• **GIVEN REQUEST**
Extract the full listing verbatim and drop any pictures from your copy.

● ● ● ● ●

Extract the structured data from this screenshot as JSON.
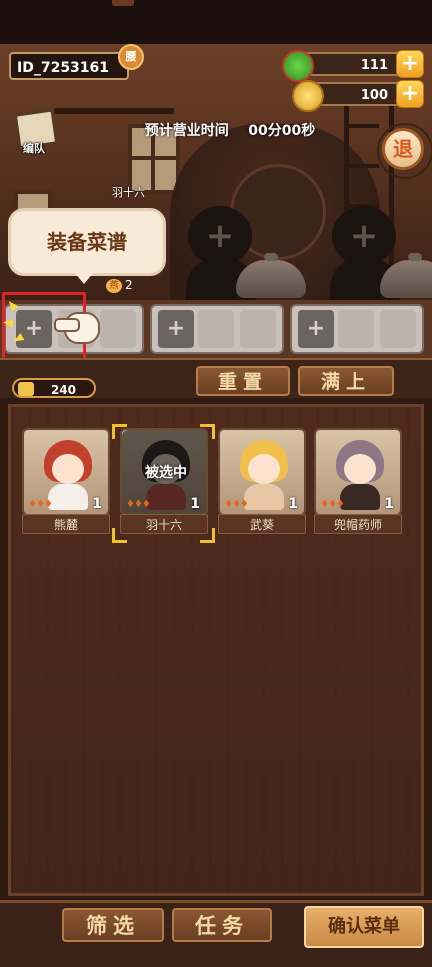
{
  "header": {
    "player_id": "ID_7253161",
    "id_badge": "腰",
    "resources": [
      {
        "name": "gems",
        "icon": "green-gem-icon",
        "value": "111"
      },
      {
        "name": "coins",
        "icon": "gold-coin-icon",
        "value": "100"
      }
    ]
  },
  "scene": {
    "team_label": "编队",
    "business_time_label": "预计营业时间",
    "business_time_value": "00分00秒",
    "exit_label": "退",
    "character_name": "羽十六",
    "bubble_text": "装备菜谱",
    "recipe_count": "2",
    "recipe_icon_text": "燕"
  },
  "recipe_slots": {
    "groups": 3,
    "add_symbol": "+"
  },
  "controls": {
    "coin_count": "240",
    "reset_label": "重置",
    "fill_label": "满上"
  },
  "roster": {
    "selected_label": "被选中",
    "chefs": [
      {
        "name": "熊麓",
        "level": "1",
        "stars": "♦♦♦",
        "selected": false
      },
      {
        "name": "羽十六",
        "level": "1",
        "stars": "♦♦♦",
        "selected": true
      },
      {
        "name": "武葵",
        "level": "1",
        "stars": "♦♦♦",
        "selected": false
      },
      {
        "name": "兜帽药师",
        "level": "1",
        "stars": "♦♦♦",
        "selected": false
      }
    ]
  },
  "footer": {
    "filter_label": "筛选",
    "task_label": "任务",
    "confirm_label": "确认菜单"
  },
  "colors": {
    "accent_gold": "#f0a020",
    "highlight_red": "#e0222a",
    "panel_brown": "#4e2b1d"
  }
}
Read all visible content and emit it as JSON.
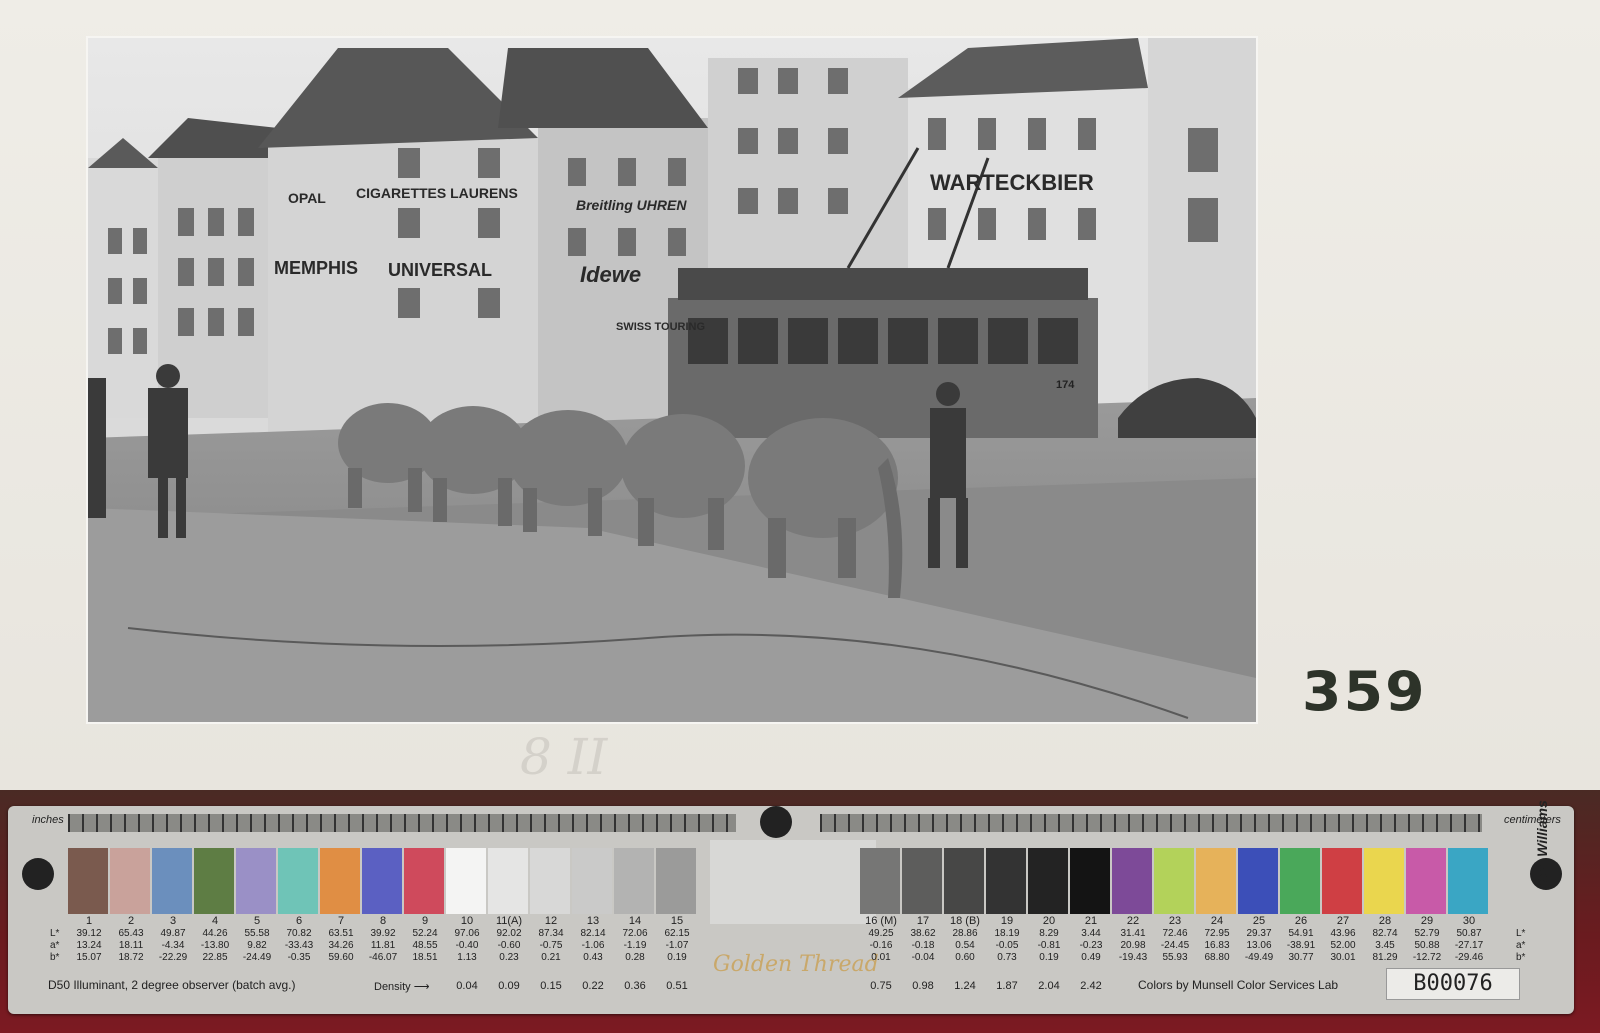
{
  "photo": {
    "description_icon": "street-scene-photo"
  },
  "signs": {
    "laurens": "CIGARETTES LAURENS",
    "opal": "OPAL",
    "memphis": "MEMPHIS",
    "universal": "UNIVERSAL",
    "breitling": "Breitling UHREN",
    "idewe": "Idewe",
    "swiss_touring": "SWISS TOURING",
    "warteckbier": "WARTECKBIER",
    "tram_number": "174"
  },
  "mount": {
    "catalog_number": "359",
    "pencil_note": "8 II"
  },
  "target": {
    "inches_label": "inches",
    "cm_label": "centimeters",
    "illuminant": "D50 Illuminant, 2 degree observer (batch avg.)",
    "density_label": "Density",
    "brand": "Golden Thread",
    "munsell": "Colors by Munsell Color Services Lab",
    "batch_id": "B00076",
    "signature": "Don Williams",
    "patches_left": [
      {
        "n": "1",
        "c": "#7a5a4e",
        "L": "39.12",
        "a": "13.24",
        "b": "15.07",
        "d": ""
      },
      {
        "n": "2",
        "c": "#c9a29b",
        "L": "65.43",
        "a": "18.11",
        "b": "18.72",
        "d": ""
      },
      {
        "n": "3",
        "c": "#6b8fbd",
        "L": "49.87",
        "a": "-4.34",
        "b": "-22.29",
        "d": ""
      },
      {
        "n": "4",
        "c": "#5e7d44",
        "L": "44.26",
        "a": "-13.80",
        "b": "22.85",
        "d": ""
      },
      {
        "n": "5",
        "c": "#9a90c6",
        "L": "55.58",
        "a": "9.82",
        "b": "-24.49",
        "d": ""
      },
      {
        "n": "6",
        "c": "#6fc4b7",
        "L": "70.82",
        "a": "-33.43",
        "b": "-0.35",
        "d": ""
      },
      {
        "n": "7",
        "c": "#e08e44",
        "L": "63.51",
        "a": "34.26",
        "b": "59.60",
        "d": ""
      },
      {
        "n": "8",
        "c": "#5b60c2",
        "L": "39.92",
        "a": "11.81",
        "b": "-46.07",
        "d": ""
      },
      {
        "n": "9",
        "c": "#cf4a5c",
        "L": "52.24",
        "a": "48.55",
        "b": "18.51",
        "d": ""
      },
      {
        "n": "10",
        "c": "#f4f4f3",
        "L": "97.06",
        "a": "-0.40",
        "b": "1.13",
        "d": "0.04"
      },
      {
        "n": "11(A)",
        "c": "#e5e5e4",
        "L": "92.02",
        "a": "-0.60",
        "b": "0.23",
        "d": "0.09"
      },
      {
        "n": "12",
        "c": "#d8d8d7",
        "L": "87.34",
        "a": "-0.75",
        "b": "0.21",
        "d": "0.15"
      },
      {
        "n": "13",
        "c": "#cacac9",
        "L": "82.14",
        "a": "-1.06",
        "b": "0.43",
        "d": "0.22"
      },
      {
        "n": "14",
        "c": "#b3b3b2",
        "L": "72.06",
        "a": "-1.19",
        "b": "0.28",
        "d": "0.36"
      },
      {
        "n": "15",
        "c": "#9b9b9a",
        "L": "62.15",
        "a": "-1.07",
        "b": "0.19",
        "d": "0.51"
      }
    ],
    "patches_right": [
      {
        "n": "16 (M)",
        "c": "#767675",
        "L": "49.25",
        "a": "-0.16",
        "b": "0.01",
        "d": "0.75"
      },
      {
        "n": "17",
        "c": "#5d5d5c",
        "L": "38.62",
        "a": "-0.18",
        "b": "-0.04",
        "d": "0.98"
      },
      {
        "n": "18 (B)",
        "c": "#474746",
        "L": "28.86",
        "a": "0.54",
        "b": "0.60",
        "d": "1.24"
      },
      {
        "n": "19",
        "c": "#333333",
        "L": "18.19",
        "a": "-0.05",
        "b": "0.73",
        "d": "1.87"
      },
      {
        "n": "20",
        "c": "#232323",
        "L": "8.29",
        "a": "-0.81",
        "b": "0.19",
        "d": "2.04"
      },
      {
        "n": "21",
        "c": "#141414",
        "L": "3.44",
        "a": "-0.23",
        "b": "0.49",
        "d": "2.42"
      },
      {
        "n": "22",
        "c": "#7d4a98",
        "L": "31.41",
        "a": "20.98",
        "b": "-19.43",
        "d": ""
      },
      {
        "n": "23",
        "c": "#b3d25a",
        "L": "72.46",
        "a": "-24.45",
        "b": "55.93",
        "d": ""
      },
      {
        "n": "24",
        "c": "#e6b25a",
        "L": "72.95",
        "a": "16.83",
        "b": "68.80",
        "d": ""
      },
      {
        "n": "25",
        "c": "#3c4fb8",
        "L": "29.37",
        "a": "13.06",
        "b": "-49.49",
        "d": ""
      },
      {
        "n": "26",
        "c": "#4aa85a",
        "L": "54.91",
        "a": "-38.91",
        "b": "30.77",
        "d": ""
      },
      {
        "n": "27",
        "c": "#cf3f44",
        "L": "43.96",
        "a": "52.00",
        "b": "30.01",
        "d": ""
      },
      {
        "n": "28",
        "c": "#ead64e",
        "L": "82.74",
        "a": "3.45",
        "b": "81.29",
        "d": ""
      },
      {
        "n": "29",
        "c": "#c85aa8",
        "L": "52.79",
        "a": "50.88",
        "b": "-12.72",
        "d": ""
      },
      {
        "n": "30",
        "c": "#3aa6c4",
        "L": "50.87",
        "a": "-27.17",
        "b": "-29.46",
        "d": ""
      }
    ]
  }
}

● ● ● ● ●

• **ANSWER TO THE EXERCISE**
Extract the structured data from this screenshot as JSON.
{
  "header": {
    "player_id": "ID_7253161",
    "id_badge": "腰",
    "resources": [
      {
        "name": "gems",
        "icon": "green-gem-icon",
        "value": "111"
      },
      {
        "name": "coins",
        "icon": "gold-coin-icon",
        "value": "100"
      }
    ]
  },
  "scene": {
    "team_label": "编队",
    "business_time_label": "预计营业时间",
    "business_time_value": "00分00秒",
    "exit_label": "退",
    "character_name": "羽十六",
    "bubble_text": "装备菜谱",
    "recipe_count": "2",
    "recipe_icon_text": "燕"
  },
  "recipe_slots": {
    "groups": 3,
    "add_symbol": "+"
  },
  "controls": {
    "coin_count": "240",
    "reset_label": "重置",
    "fill_label": "满上"
  },
  "roster": {
    "selected_label": "被选中",
    "chefs": [
      {
        "name": "熊麓",
        "level": "1",
        "stars": "♦♦♦",
        "selected": false
      },
      {
        "name": "羽十六",
        "level": "1",
        "stars": "♦♦♦",
        "selected": true
      },
      {
        "name": "武葵",
        "level": "1",
        "stars": "♦♦♦",
        "selected": false
      },
      {
        "name": "兜帽药师",
        "level": "1",
        "stars": "♦♦♦",
        "selected": false
      }
    ]
  },
  "footer": {
    "filter_label": "筛选",
    "task_label": "任务",
    "confirm_label": "确认菜单"
  },
  "colors": {
    "accent_gold": "#f0a020",
    "highlight_red": "#e0222a",
    "panel_brown": "#4e2b1d"
  }
}
Read all visible content and emit it as JSON.
{
  "photo": {
    "description_icon": "street-scene-photo"
  },
  "signs": {
    "laurens": "CIGARETTES LAURENS",
    "opal": "OPAL",
    "memphis": "MEMPHIS",
    "universal": "UNIVERSAL",
    "breitling": "Breitling UHREN",
    "idewe": "Idewe",
    "swiss_touring": "SWISS TOURING",
    "warteckbier": "WARTECKBIER",
    "tram_number": "174"
  },
  "mount": {
    "catalog_number": "359",
    "pencil_note": "8 II"
  },
  "target": {
    "inches_label": "inches",
    "cm_label": "centimeters",
    "illuminant": "D50 Illuminant, 2 degree observer (batch avg.)",
    "density_label": "Density",
    "brand": "Golden Thread",
    "munsell": "Colors by Munsell Color Services Lab",
    "batch_id": "B00076",
    "signature": "Don Williams",
    "patches_left": [
      {
        "n": "1",
        "c": "#7a5a4e",
        "L": "39.12",
        "a": "13.24",
        "b": "15.07",
        "d": ""
      },
      {
        "n": "2",
        "c": "#c9a29b",
        "L": "65.43",
        "a": "18.11",
        "b": "18.72",
        "d": ""
      },
      {
        "n": "3",
        "c": "#6b8fbd",
        "L": "49.87",
        "a": "-4.34",
        "b": "-22.29",
        "d": ""
      },
      {
        "n": "4",
        "c": "#5e7d44",
        "L": "44.26",
        "a": "-13.80",
        "b": "22.85",
        "d": ""
      },
      {
        "n": "5",
        "c": "#9a90c6",
        "L": "55.58",
        "a": "9.82",
        "b": "-24.49",
        "d": ""
      },
      {
        "n": "6",
        "c": "#6fc4b7",
        "L": "70.82",
        "a": "-33.43",
        "b": "-0.35",
        "d": ""
      },
      {
        "n": "7",
        "c": "#e08e44",
        "L": "63.51",
        "a": "34.26",
        "b": "59.60",
        "d": ""
      },
      {
        "n": "8",
        "c": "#5b60c2",
        "L": "39.92",
        "a": "11.81",
        "b": "-46.07",
        "d": ""
      },
      {
        "n": "9",
        "c": "#cf4a5c",
        "L": "52.24",
        "a": "48.55",
        "b": "18.51",
        "d": ""
      },
      {
        "n": "10",
        "c": "#f4f4f3",
        "L": "97.06",
        "a": "-0.40",
        "b": "1.13",
        "d": "0.04"
      },
      {
        "n": "11(A)",
        "c": "#e5e5e4",
        "L": "92.02",
        "a": "-0.60",
        "b": "0.23",
        "d": "0.09"
      },
      {
        "n": "12",
        "c": "#d8d8d7",
        "L": "87.34",
        "a": "-0.75",
        "b": "0.21",
        "d": "0.15"
      },
      {
        "n": "13",
        "c": "#cacac9",
        "L": "82.14",
        "a": "-1.06",
        "b": "0.43",
        "d": "0.22"
      },
      {
        "n": "14",
        "c": "#b3b3b2",
        "L": "72.06",
        "a": "-1.19",
        "b": "0.28",
        "d": "0.36"
      },
      {
        "n": "15",
        "c": "#9b9b9a",
        "L": "62.15",
        "a": "-1.07",
        "b": "0.19",
        "d": "0.51"
      }
    ],
    "patches_right": [
      {
        "n": "16 (M)",
        "c": "#767675",
        "L": "49.25",
        "a": "-0.16",
        "b": "0.01",
        "d": "0.75"
      },
      {
        "n": "17",
        "c": "#5d5d5c",
        "L": "38.62",
        "a": "-0.18",
        "b": "-0.04",
        "d": "0.98"
      },
      {
        "n": "18 (B)",
        "c": "#474746",
        "L": "28.86",
        "a": "0.54",
        "b": "0.60",
        "d": "1.24"
      },
      {
        "n": "19",
        "c": "#333333",
        "L": "18.19",
        "a": "-0.05",
        "b": "0.73",
        "d": "1.87"
      },
      {
        "n": "20",
        "c": "#232323",
        "L": "8.29",
        "a": "-0.81",
        "b": "0.19",
        "d": "2.04"
      },
      {
        "n": "21",
        "c": "#141414",
        "L": "3.44",
        "a": "-0.23",
        "b": "0.49",
        "d": "2.42"
      },
      {
        "n": "22",
        "c": "#7d4a98",
        "L": "31.41",
        "a": "20.98",
        "b": "-19.43",
        "d": ""
      },
      {
        "n": "23",
        "c": "#b3d25a",
        "L": "72.46",
        "a": "-24.45",
        "b": "55.93",
        "d": ""
      },
      {
        "n": "24",
        "c": "#e6b25a",
        "L": "72.95",
        "a": "16.83",
        "b": "68.80",
        "d": ""
      },
      {
        "n": "25",
        "c": "#3c4fb8",
        "L": "29.37",
        "a": "13.06",
        "b": "-49.49",
        "d": ""
      },
      {
        "n": "26",
        "c": "#4aa85a",
        "L": "54.91",
        "a": "-38.91",
        "b": "30.77",
        "d": ""
      },
      {
        "n": "27",
        "c": "#cf3f44",
        "L": "43.96",
        "a": "52.00",
        "b": "30.01",
        "d": ""
      },
      {
        "n": "28",
        "c": "#ead64e",
        "L": "82.74",
        "a": "3.45",
        "b": "81.29",
        "d": ""
      },
      {
        "n": "29",
        "c": "#c85aa8",
        "L": "52.79",
        "a": "50.88",
        "b": "-12.72",
        "d": ""
      },
      {
        "n": "30",
        "c": "#3aa6c4",
        "L": "50.87",
        "a": "-27.17",
        "b": "-29.46",
        "d": ""
      }
    ]
  }
}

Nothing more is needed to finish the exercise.